## Aim 1
Rewrite the passage about the Scultetus program, starting at "The Scultetus Visiting" and ending at "complex systems research.", with "workshops" replaced by "seminars".

The first Scultetus visiting scientist is working at CASUS in Görlitz: Dr. Shota Shibagaki has been selected within a Scultetus program dedicated to senior researchers. The Japanese astrophysicist is a supernova simulation expert. Joining CASUS for this research stay from the University of Wrocław (Poland), Shota started a new project on core-collapse supernovae in March.

The Scultetus Visiting Scientist program is a pivotal part of CASUS’ efforts to foster innovation, collaboration, and knowledge exchange within the research community. It stands for CASUS’ commitment to establishing meaningful partnerships and promoting talent from all over the world. “Scultetus visiting scientists enrich our institute with their expertise and fresh perspectives, injecting energy into our research and fostering interdisciplinary connections,” says Dr. Weronika Schlechte-Wełnicz, Head of the Scultetus Center. Beyond organizing short research stays for scientists of different experience levels, the Scultetus Center also hosts workshops, symposia, conferences as well as summer schools on complex systems research.

## Aim 2
Repeat the entries below word for word, starting at the first one and ending at the line that contains "basis-document-open-button[interactable] — [631, 214, 667, 254]".

## Source records
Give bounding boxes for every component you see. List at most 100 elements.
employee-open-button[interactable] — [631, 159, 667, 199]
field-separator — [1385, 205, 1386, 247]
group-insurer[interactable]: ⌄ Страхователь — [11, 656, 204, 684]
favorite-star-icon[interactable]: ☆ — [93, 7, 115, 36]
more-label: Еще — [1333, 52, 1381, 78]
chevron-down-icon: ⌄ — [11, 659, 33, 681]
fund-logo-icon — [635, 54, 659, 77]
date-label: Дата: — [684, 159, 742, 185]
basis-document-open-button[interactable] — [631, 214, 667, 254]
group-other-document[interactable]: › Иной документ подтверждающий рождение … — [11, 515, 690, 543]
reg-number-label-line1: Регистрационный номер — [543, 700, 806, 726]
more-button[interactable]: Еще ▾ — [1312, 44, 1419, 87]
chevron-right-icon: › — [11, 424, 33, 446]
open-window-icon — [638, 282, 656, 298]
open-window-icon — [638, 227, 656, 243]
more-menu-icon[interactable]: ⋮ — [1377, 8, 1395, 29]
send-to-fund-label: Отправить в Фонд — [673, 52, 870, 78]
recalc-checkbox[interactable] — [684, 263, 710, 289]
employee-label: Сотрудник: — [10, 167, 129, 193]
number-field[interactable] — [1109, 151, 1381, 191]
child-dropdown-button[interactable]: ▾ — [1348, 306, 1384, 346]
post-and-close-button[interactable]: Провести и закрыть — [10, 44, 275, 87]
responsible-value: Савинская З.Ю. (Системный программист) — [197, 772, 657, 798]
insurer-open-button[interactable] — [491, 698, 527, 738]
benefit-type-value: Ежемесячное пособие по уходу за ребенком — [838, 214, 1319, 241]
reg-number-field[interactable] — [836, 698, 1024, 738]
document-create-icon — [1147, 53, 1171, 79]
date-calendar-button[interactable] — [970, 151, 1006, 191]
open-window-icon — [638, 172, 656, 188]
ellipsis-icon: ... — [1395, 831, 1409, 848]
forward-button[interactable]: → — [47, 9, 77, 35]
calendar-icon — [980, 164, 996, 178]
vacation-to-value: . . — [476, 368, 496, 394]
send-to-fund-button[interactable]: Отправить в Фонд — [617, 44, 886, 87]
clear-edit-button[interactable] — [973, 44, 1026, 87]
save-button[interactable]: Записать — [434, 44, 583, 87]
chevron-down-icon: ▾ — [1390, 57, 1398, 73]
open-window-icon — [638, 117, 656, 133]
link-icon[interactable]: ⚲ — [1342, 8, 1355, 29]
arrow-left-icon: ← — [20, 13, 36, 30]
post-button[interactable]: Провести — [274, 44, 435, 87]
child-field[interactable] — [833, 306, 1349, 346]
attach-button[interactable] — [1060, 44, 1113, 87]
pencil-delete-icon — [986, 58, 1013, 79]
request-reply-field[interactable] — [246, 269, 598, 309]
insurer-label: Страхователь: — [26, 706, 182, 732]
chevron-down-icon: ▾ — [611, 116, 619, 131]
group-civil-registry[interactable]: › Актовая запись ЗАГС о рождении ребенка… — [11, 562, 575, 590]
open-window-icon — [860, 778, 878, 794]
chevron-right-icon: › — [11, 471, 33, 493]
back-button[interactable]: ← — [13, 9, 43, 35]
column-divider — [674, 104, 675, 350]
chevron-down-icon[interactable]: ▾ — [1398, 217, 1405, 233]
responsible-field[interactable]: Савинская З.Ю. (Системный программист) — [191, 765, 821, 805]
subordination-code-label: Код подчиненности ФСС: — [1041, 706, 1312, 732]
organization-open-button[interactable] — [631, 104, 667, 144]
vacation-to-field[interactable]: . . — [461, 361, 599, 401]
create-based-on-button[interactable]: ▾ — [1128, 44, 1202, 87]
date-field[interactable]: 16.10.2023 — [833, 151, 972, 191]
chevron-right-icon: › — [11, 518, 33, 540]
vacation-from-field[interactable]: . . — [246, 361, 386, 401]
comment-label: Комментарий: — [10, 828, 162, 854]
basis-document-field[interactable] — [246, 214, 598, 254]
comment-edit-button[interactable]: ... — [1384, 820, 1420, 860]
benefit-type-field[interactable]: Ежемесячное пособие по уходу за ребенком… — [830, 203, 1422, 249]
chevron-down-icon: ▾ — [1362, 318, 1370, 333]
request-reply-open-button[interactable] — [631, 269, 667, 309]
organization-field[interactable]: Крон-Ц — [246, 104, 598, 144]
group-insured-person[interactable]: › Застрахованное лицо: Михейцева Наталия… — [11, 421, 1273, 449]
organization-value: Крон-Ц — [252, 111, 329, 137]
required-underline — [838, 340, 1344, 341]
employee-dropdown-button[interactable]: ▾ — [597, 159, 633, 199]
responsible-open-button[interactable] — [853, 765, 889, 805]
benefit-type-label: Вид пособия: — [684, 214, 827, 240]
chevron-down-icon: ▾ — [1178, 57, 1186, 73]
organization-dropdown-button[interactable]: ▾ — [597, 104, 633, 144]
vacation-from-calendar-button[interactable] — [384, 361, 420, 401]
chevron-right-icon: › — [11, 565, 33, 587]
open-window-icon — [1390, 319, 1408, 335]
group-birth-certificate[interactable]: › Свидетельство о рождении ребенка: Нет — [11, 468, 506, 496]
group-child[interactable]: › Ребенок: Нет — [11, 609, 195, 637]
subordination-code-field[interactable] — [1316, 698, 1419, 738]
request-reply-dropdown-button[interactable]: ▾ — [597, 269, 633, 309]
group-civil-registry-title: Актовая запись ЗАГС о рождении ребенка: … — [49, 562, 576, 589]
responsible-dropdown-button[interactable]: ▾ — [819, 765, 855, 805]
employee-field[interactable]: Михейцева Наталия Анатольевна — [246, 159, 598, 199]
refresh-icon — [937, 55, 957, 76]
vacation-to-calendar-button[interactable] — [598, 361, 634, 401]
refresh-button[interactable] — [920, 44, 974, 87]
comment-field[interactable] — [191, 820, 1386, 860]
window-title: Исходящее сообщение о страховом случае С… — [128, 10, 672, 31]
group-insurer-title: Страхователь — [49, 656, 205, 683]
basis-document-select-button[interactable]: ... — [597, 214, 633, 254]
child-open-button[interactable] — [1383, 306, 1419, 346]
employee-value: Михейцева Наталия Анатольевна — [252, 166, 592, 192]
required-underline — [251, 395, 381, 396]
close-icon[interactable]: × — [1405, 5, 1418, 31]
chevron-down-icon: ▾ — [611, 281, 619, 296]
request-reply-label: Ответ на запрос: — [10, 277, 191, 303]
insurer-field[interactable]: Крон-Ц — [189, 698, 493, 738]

## Written answer 1
The Scultetus Visiting Scientist program is a pivotal part of CASUS’ efforts to foster innovation, collaboration, and knowledge exchange within the research community. It stands for CASUS’ commitment to establishing meaningful partnerships and promoting talent from all over the world. “Scultetus visiting scientists enrich our institute with their expertise and fresh perspectives, injecting energy into our research and fostering interdisciplinary connections,” says Dr. Weronika Schlechte-Wełnicz, Head of the Scultetus Center. Beyond organizing short research stays for scientists of different experience levels, the Scultetus Center also hosts seminars, symposia, conferences as well as summer schools on complex systems research.

## Written answer 2
Give bounding boxes for every component you see. List at most 100 elements.
employee-open-button[interactable] — [631, 159, 667, 199]
field-separator — [1385, 205, 1386, 247]
group-insurer[interactable]: ⌄ Страхователь — [11, 656, 204, 684]
favorite-star-icon[interactable]: ☆ — [93, 7, 115, 36]
more-label: Еще — [1333, 52, 1381, 78]
chevron-down-icon: ⌄ — [11, 659, 33, 681]
fund-logo-icon — [635, 54, 659, 77]
date-label: Дата: — [684, 159, 742, 185]
basis-document-open-button[interactable] — [631, 214, 667, 254]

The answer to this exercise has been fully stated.